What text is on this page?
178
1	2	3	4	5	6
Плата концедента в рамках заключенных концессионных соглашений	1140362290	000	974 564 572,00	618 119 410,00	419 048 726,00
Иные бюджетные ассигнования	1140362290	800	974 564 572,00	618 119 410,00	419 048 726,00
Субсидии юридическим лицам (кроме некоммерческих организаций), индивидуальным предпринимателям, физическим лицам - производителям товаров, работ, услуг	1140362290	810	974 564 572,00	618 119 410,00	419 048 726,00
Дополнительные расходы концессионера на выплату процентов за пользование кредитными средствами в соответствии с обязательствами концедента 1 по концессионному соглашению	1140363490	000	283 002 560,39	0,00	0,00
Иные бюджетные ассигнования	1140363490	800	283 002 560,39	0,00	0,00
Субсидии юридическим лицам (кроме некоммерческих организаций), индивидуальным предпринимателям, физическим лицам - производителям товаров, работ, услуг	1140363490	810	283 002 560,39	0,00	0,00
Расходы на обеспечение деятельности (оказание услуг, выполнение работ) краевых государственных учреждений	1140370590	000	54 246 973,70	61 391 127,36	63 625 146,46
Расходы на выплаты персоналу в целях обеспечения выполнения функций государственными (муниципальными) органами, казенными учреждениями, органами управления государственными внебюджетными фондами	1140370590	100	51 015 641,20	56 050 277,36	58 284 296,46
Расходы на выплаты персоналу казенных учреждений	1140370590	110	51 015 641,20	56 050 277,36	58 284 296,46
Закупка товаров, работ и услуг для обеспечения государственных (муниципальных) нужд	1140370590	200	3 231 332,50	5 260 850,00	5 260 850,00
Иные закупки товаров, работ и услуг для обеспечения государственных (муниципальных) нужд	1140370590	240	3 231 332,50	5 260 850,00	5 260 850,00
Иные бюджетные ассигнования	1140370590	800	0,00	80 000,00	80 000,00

*Direction*: In the records above, collect each line with "обеспечения".

*Output*:
Расходы на выплаты персоналу в целях обеспечения выполнения функций государственными (муниципальными) органами, казенными учреждениями, органами управления государственными внебюджетными фондами	1140370590	100	51 015 641,20	56 050 277,36	58 284 296,46
Закупка товаров, работ и услуг для обеспечения государственных (муниципальных) нужд	1140370590	200	3 231 332,50	5 260 850,00	5 260 850,00
Иные закупки товаров, работ и услуг для обеспечения государственных (муниципальных) нужд	1140370590	240	3 231 332,50	5 260 850,00	5 260 850,00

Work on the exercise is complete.